__EXERCISE REQUIREMENTS__.
In full and without alteration, repeat the material.

== STORED RECORDS

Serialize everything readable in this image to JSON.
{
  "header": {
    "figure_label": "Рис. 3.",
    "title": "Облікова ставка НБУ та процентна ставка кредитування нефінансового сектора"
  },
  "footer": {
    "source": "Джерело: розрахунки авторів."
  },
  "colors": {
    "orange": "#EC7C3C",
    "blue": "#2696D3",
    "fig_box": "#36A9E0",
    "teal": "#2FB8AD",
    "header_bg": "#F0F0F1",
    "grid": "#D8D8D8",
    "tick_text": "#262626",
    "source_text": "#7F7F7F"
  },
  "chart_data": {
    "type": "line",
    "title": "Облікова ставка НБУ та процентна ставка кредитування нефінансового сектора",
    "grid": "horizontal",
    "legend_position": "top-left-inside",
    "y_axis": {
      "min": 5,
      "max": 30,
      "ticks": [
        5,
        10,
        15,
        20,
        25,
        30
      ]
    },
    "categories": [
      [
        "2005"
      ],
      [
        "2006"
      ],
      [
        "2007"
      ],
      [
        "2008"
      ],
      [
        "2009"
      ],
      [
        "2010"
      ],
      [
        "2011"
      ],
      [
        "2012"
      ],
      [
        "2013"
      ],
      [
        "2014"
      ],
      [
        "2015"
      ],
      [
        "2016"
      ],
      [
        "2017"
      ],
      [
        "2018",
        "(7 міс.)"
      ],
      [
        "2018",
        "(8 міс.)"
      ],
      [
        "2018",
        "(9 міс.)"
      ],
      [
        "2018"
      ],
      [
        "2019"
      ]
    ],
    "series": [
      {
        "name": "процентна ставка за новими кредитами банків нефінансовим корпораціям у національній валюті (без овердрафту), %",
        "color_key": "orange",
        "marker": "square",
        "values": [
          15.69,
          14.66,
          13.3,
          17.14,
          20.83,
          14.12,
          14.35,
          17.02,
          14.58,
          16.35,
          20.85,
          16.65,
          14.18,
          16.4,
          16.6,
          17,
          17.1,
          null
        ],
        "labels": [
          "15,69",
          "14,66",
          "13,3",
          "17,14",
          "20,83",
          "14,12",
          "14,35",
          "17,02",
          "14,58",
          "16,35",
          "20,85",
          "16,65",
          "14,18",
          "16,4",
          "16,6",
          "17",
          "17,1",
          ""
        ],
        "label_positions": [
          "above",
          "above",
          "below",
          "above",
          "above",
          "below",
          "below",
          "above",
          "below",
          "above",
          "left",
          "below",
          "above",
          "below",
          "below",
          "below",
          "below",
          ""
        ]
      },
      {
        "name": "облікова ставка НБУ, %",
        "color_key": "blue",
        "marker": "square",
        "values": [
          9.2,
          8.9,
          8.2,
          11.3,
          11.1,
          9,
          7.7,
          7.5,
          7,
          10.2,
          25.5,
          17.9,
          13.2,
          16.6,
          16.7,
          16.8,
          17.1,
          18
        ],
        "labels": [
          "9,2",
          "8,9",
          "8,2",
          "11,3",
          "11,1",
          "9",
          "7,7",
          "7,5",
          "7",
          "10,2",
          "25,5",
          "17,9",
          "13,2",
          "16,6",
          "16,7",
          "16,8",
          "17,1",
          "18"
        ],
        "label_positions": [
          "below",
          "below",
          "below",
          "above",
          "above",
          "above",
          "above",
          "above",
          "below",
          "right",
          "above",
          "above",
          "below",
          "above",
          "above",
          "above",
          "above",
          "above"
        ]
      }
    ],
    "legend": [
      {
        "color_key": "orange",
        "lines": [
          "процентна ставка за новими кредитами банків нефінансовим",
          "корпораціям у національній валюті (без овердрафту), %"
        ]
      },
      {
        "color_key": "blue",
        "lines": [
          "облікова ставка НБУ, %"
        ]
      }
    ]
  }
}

====

__WRITTEN RESPONSE__.
Serialize everything readable in this image to JSON.
{
  "header": {
    "figure_label": "Рис. 3.",
    "title": "Облікова ставка НБУ та процентна ставка кредитування нефінансового сектора"
  },
  "footer": {
    "source": "Джерело: розрахунки авторів."
  },
  "colors": {
    "orange": "#EC7C3C",
    "blue": "#2696D3",
    "fig_box": "#36A9E0",
    "teal": "#2FB8AD",
    "header_bg": "#F0F0F1",
    "grid": "#D8D8D8",
    "tick_text": "#262626",
    "source_text": "#7F7F7F"
  },
  "chart_data": {
    "type": "line",
    "title": "Облікова ставка НБУ та процентна ставка кредитування нефінансового сектора",
    "grid": "horizontal",
    "legend_position": "top-left-inside",
    "y_axis": {
      "min": 5,
      "max": 30,
      "ticks": [
        5,
        10,
        15,
        20,
        25,
        30
      ]
    },
    "categories": [
      [
        "2005"
      ],
      [
        "2006"
      ],
      [
        "2007"
      ],
      [
        "2008"
      ],
      [
        "2009"
      ],
      [
        "2010"
      ],
      [
        "2011"
      ],
      [
        "2012"
      ],
      [
        "2013"
      ],
      [
        "2014"
      ],
      [
        "2015"
      ],
      [
        "2016"
      ],
      [
        "2017"
      ],
      [
        "2018",
        "(7 міс.)"
      ],
      [
        "2018",
        "(8 міс.)"
      ],
      [
        "2018",
        "(9 міс.)"
      ],
      [
        "2018"
      ],
      [
        "2019"
      ]
    ],
    "series": [
      {
        "name": "процентна ставка за новими кредитами банків нефінансовим корпораціям у національній валюті (без овердрафту), %",
        "color_key": "orange",
        "marker": "square",
        "values": [
          15.69,
          14.66,
          13.3,
          17.14,
          20.83,
          14.12,
          14.35,
          17.02,
          14.58,
          16.35,
          20.85,
          16.65,
          14.18,
          16.4,
          16.6,
          17,
          17.1,
          null
        ],
        "labels": [
          "15,69",
          "14,66",
          "13,3",
          "17,14",
          "20,83",
          "14,12",
          "14,35",
          "17,02",
          "14,58",
          "16,35",
          "20,85",
          "16,65",
          "14,18",
          "16,4",
          "16,6",
          "17",
          "17,1",
          ""
        ],
        "label_positions": [
          "above",
          "above",
          "below",
          "above",
          "above",
          "below",
          "below",
          "above",
          "below",
          "above",
          "left",
          "below",
          "above",
          "below",
          "below",
          "below",
          "below",
          ""
        ]
      },
      {
        "name": "облікова ставка НБУ, %",
        "color_key": "blue",
        "marker": "square",
        "values": [
          9.2,
          8.9,
          8.2,
          11.3,
          11.1,
          9,
          7.7,
          7.5,
          7,
          10.2,
          25.5,
          17.9,
          13.2,
          16.6,
          16.7,
          16.8,
          17.1,
          18
        ],
        "labels": [
          "9,2",
          "8,9",
          "8,2",
          "11,3",
          "11,1",
          "9",
          "7,7",
          "7,5",
          "7",
          "10,2",
          "25,5",
          "17,9",
          "13,2",
          "16,6",
          "16,7",
          "16,8",
          "17,1",
          "18"
        ],
        "label_positions": [
          "below",
          "below",
          "below",
          "above",
          "above",
          "above",
          "above",
          "above",
          "below",
          "right",
          "above",
          "above",
          "below",
          "above",
          "above",
          "above",
          "above",
          "above"
        ]
      }
    ],
    "legend": [
      {
        "color_key": "orange",
        "lines": [
          "процентна ставка за новими кредитами банків нефінансовим",
          "корпораціям у національній валюті (без овердрафту), %"
        ]
      },
      {
        "color_key": "blue",
        "lines": [
          "облікова ставка НБУ, %"
        ]
      }
    ]
  }
}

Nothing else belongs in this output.